Data for the task:
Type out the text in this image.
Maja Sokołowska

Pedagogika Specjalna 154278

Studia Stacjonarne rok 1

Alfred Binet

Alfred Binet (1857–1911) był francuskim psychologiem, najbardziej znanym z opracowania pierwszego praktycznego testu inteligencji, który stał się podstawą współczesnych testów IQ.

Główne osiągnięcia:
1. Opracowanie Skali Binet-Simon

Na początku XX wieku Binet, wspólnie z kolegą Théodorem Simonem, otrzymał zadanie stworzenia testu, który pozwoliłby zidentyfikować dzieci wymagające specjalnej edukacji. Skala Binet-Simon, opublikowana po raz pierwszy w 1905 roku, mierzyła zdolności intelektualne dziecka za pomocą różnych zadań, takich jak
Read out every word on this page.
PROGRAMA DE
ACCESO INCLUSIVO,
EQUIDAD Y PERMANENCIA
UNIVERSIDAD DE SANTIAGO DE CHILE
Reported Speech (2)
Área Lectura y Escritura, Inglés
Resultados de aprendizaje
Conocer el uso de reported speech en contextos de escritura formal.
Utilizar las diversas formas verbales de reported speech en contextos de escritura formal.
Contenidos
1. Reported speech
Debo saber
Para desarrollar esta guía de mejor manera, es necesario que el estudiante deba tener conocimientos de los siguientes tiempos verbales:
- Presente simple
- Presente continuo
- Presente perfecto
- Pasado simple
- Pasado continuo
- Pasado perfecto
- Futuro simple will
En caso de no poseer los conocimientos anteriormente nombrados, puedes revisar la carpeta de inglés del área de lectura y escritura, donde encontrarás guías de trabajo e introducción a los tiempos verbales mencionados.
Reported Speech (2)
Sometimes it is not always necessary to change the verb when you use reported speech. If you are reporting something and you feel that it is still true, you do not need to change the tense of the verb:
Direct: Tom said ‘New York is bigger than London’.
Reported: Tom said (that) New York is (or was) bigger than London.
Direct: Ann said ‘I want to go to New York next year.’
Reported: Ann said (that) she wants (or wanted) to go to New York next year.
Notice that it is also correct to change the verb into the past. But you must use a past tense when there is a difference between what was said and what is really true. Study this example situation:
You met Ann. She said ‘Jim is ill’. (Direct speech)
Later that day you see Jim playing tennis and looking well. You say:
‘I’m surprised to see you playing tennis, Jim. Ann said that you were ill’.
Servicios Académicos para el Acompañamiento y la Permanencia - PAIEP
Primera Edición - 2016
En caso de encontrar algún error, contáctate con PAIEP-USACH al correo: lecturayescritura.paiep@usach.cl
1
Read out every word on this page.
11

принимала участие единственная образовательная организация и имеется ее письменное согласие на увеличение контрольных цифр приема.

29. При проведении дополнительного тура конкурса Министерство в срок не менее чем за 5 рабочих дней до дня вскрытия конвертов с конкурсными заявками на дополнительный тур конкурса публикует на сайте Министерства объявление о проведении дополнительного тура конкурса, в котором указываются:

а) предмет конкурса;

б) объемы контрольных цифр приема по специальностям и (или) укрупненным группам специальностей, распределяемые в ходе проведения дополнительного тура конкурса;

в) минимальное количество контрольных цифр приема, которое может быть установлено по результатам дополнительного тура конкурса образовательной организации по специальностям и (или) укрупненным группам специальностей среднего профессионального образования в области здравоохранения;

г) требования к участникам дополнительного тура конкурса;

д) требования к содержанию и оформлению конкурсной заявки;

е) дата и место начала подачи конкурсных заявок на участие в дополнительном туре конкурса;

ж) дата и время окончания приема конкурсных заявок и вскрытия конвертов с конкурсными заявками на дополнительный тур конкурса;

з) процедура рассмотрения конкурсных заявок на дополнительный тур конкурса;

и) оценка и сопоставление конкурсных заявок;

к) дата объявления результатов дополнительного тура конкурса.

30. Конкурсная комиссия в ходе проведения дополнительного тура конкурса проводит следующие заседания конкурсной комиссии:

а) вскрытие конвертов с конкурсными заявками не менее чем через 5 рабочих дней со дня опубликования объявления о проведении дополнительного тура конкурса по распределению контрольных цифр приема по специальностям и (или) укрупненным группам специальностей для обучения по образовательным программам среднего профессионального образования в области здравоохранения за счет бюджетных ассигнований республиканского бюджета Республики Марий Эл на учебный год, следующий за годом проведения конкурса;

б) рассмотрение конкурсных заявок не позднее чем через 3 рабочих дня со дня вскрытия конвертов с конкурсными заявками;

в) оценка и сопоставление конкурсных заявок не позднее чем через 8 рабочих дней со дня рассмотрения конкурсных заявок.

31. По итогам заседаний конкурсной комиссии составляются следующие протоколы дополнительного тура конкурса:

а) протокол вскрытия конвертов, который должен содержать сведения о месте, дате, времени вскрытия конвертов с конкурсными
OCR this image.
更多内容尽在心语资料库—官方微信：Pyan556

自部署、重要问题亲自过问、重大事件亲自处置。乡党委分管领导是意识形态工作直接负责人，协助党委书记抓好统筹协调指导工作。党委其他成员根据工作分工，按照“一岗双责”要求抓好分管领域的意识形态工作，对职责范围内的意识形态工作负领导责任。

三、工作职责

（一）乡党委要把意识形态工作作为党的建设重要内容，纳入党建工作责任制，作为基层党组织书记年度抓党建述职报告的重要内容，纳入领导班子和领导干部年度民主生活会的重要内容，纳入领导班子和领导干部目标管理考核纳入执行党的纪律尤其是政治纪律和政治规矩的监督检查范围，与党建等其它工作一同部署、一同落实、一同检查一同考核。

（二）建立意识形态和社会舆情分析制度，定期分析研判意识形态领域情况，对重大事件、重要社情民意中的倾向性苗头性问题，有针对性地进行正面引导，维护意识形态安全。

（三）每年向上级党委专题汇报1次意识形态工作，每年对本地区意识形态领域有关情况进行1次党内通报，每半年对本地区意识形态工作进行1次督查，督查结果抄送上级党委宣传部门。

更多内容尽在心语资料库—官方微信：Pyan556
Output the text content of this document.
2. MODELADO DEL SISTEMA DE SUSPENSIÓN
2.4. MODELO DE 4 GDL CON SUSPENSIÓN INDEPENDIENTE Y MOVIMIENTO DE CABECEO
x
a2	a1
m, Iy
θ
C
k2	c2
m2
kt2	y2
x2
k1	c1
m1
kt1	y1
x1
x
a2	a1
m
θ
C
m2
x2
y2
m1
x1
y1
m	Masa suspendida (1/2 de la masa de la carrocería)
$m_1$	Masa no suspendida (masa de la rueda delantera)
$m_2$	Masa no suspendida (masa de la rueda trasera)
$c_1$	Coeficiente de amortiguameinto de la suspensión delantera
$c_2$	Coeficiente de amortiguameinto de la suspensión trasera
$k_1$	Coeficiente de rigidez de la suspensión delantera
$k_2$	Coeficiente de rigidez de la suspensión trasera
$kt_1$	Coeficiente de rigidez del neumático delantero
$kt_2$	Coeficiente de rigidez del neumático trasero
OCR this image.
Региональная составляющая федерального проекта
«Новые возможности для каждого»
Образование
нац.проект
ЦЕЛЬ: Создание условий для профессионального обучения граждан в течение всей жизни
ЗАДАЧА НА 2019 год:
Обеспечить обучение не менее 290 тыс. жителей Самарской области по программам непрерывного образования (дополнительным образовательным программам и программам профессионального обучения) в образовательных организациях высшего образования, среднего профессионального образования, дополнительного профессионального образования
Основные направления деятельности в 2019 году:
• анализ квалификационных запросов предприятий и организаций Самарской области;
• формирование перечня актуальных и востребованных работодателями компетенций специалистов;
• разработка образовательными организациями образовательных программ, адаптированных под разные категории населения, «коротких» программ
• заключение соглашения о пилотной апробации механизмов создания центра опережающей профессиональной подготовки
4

Exercise goal:
Copy out the full set of records precisely, leaving nothing out.

Response to this exercise:
Type out the text in this image.
Maja Sokołowska

Pedagogika Specjalna 154278

Studia Stacjonarne rok 1

Alfred Binet

Alfred Binet (1857–1911) był francuskim psychologiem, najbardziej znanym z opracowania pierwszego praktycznego testu inteligencji, który stał się podstawą współczesnych testów IQ.

Główne osiągnięcia:
1. Opracowanie Skali Binet-Simon

Na początku XX wieku Binet, wspólnie z kolegą Théodorem Simonem, otrzymał zadanie stworzenia testu, który pozwoliłby zidentyfikować dzieci wymagające specjalnej edukacji. Skala Binet-Simon, opublikowana po raz pierwszy w 1905 roku, mierzyła zdolności intelektualne dziecka za pomocą różnych zadań, takich jak
Read out every word on this page.
PROGRAMA DE
ACCESO INCLUSIVO,
EQUIDAD Y PERMANENCIA
UNIVERSIDAD DE SANTIAGO DE CHILE
Reported Speech (2)
Área Lectura y Escritura, Inglés
Resultados de aprendizaje
Conocer el uso de reported speech en contextos de escritura formal.
Utilizar las diversas formas verbales de reported speech en contextos de escritura formal.
Contenidos
1. Reported speech
Debo saber
Para desarrollar esta guía de mejor manera, es necesario que el estudiante deba tener conocimientos de los siguientes tiempos verbales:
- Presente simple
- Presente continuo
- Presente perfecto
- Pasado simple
- Pasado continuo
- Pasado perfecto
- Futuro simple will
En caso de no poseer los conocimientos anteriormente nombrados, puedes revisar la carpeta de inglés del área de lectura y escritura, donde encontrarás guías de trabajo e introducción a los tiempos verbales mencionados.
Reported Speech (2)
Sometimes it is not always necessary to change the verb when you use reported speech. If you are reporting something and you feel that it is still true, you do not need to change the tense of the verb:
Direct: Tom said ‘New York is bigger than London’.
Reported: Tom said (that) New York is (or was) bigger than London.
Direct: Ann said ‘I want to go to New York next year.’
Reported: Ann said (that) she wants (or wanted) to go to New York next year.
Notice that it is also correct to change the verb into the past. But you must use a past tense when there is a difference between what was said and what is really true. Study this example situation:
You met Ann. She said ‘Jim is ill’. (Direct speech)
Later that day you see Jim playing tennis and looking well. You say:
‘I’m surprised to see you playing tennis, Jim. Ann said that you were ill’.
Servicios Académicos para el Acompañamiento y la Permanencia - PAIEP
Primera Edición - 2016
En caso de encontrar algún error, contáctate con PAIEP-USACH al correo: lecturayescritura.paiep@usach.cl
1
Read out every word on this page.
11

принимала участие единственная образовательная организация и имеется ее письменное согласие на увеличение контрольных цифр приема.

29. При проведении дополнительного тура конкурса Министерство в срок не менее чем за 5 рабочих дней до дня вскрытия конвертов с конкурсными заявками на дополнительный тур конкурса публикует на сайте Министерства объявление о проведении дополнительного тура конкурса, в котором указываются:

а) предмет конкурса;

б) объемы контрольных цифр приема по специальностям и (или) укрупненным группам специальностей, распределяемые в ходе проведения дополнительного тура конкурса;

в) минимальное количество контрольных цифр приема, которое может быть установлено по результатам дополнительного тура конкурса образовательной организации по специальностям и (или) укрупненным группам специальностей среднего профессионального образования в области здравоохранения;

г) требования к участникам дополнительного тура конкурса;

д) требования к содержанию и оформлению конкурсной заявки;

е) дата и место начала подачи конкурсных заявок на участие в дополнительном туре конкурса;

ж) дата и время окончания приема конкурсных заявок и вскрытия конвертов с конкурсными заявками на дополнительный тур конкурса;

з) процедура рассмотрения конкурсных заявок на дополнительный тур конкурса;

и) оценка и сопоставление конкурсных заявок;

к) дата объявления результатов дополнительного тура конкурса.

30. Конкурсная комиссия в ходе проведения дополнительного тура конкурса проводит следующие заседания конкурсной комиссии:

а) вскрытие конвертов с конкурсными заявками не менее чем через 5 рабочих дней со дня опубликования объявления о проведении дополнительного тура конкурса по распределению контрольных цифр приема по специальностям и (или) укрупненным группам специальностей для обучения по образовательным программам среднего профессионального образования в области здравоохранения за счет бюджетных ассигнований республиканского бюджета Республики Марий Эл на учебный год, следующий за годом проведения конкурса;

б) рассмотрение конкурсных заявок не позднее чем через 3 рабочих дня со дня вскрытия конвертов с конкурсными заявками;

в) оценка и сопоставление конкурсных заявок не позднее чем через 8 рабочих дней со дня рассмотрения конкурсных заявок.

31. По итогам заседаний конкурсной комиссии составляются следующие протоколы дополнительного тура конкурса:

а) протокол вскрытия конвертов, который должен содержать сведения о месте, дате, времени вскрытия конвертов с конкурсными
OCR this image.
更多内容尽在心语资料库—官方微信：Pyan556

自部署、重要问题亲自过问、重大事件亲自处置。乡党委分管领导是意识形态工作直接负责人，协助党委书记抓好统筹协调指导工作。党委其他成员根据工作分工，按照“一岗双责”要求抓好分管领域的意识形态工作，对职责范围内的意识形态工作负领导责任。

三、工作职责

（一）乡党委要把意识形态工作作为党的建设重要内容，纳入党建工作责任制，作为基层党组织书记年度抓党建述职报告的重要内容，纳入领导班子和领导干部年度民主生活会的重要内容，纳入领导班子和领导干部目标管理考核纳入执行党的纪律尤其是政治纪律和政治规矩的监督检查范围，与党建等其它工作一同部署、一同落实、一同检查一同考核。

（二）建立意识形态和社会舆情分析制度，定期分析研判意识形态领域情况，对重大事件、重要社情民意中的倾向性苗头性问题，有针对性地进行正面引导，维护意识形态安全。

（三）每年向上级党委专题汇报1次意识形态工作，每年对本地区意识形态领域有关情况进行1次党内通报，每半年对本地区意识形态工作进行1次督查，督查结果抄送上级党委宣传部门。

更多内容尽在心语资料库—官方微信：Pyan556
Output the text content of this document.
2. MODELADO DEL SISTEMA DE SUSPENSIÓN
2.4. MODELO DE 4 GDL CON SUSPENSIÓN INDEPENDIENTE Y MOVIMIENTO DE CABECEO
x
a2	a1
m, Iy
θ
C
k2	c2
m2
kt2	y2
x2
k1	c1
m1
kt1	y1
x1
x
a2	a1
m
θ
C
m2
x2
y2
m1
x1
y1
m	Masa suspendida (1/2 de la masa de la carrocería)
$m_1$	Masa no suspendida (masa de la rueda delantera)
$m_2$	Masa no suspendida (masa de la rueda trasera)
$c_1$	Coeficiente de amortiguameinto de la suspensión delantera
$c_2$	Coeficiente de amortiguameinto de la suspensión trasera
$k_1$	Coeficiente de rigidez de la suspensión delantera
$k_2$	Coeficiente de rigidez de la suspensión trasera
$kt_1$	Coeficiente de rigidez del neumático delantero
$kt_2$	Coeficiente de rigidez del neumático trasero
OCR this image.
Региональная составляющая федерального проекта
«Новые возможности для каждого»
Образование
нац.проект
ЦЕЛЬ: Создание условий для профессионального обучения граждан в течение всей жизни
ЗАДАЧА НА 2019 год:
Обеспечить обучение не менее 290 тыс. жителей Самарской области по программам непрерывного образования (дополнительным образовательным программам и программам профессионального обучения) в образовательных организациях высшего образования, среднего профессионального образования, дополнительного профессионального образования
Основные направления деятельности в 2019 году:
• анализ квалификационных запросов предприятий и организаций Самарской области;
• формирование перечня актуальных и востребованных работодателями компетенций специалистов;
• разработка образовательными организациями образовательных программ, адаптированных под разные категории населения, «коротких» программ
• заключение соглашения о пилотной апробации механизмов создания центра опережающей профессиональной подготовки
4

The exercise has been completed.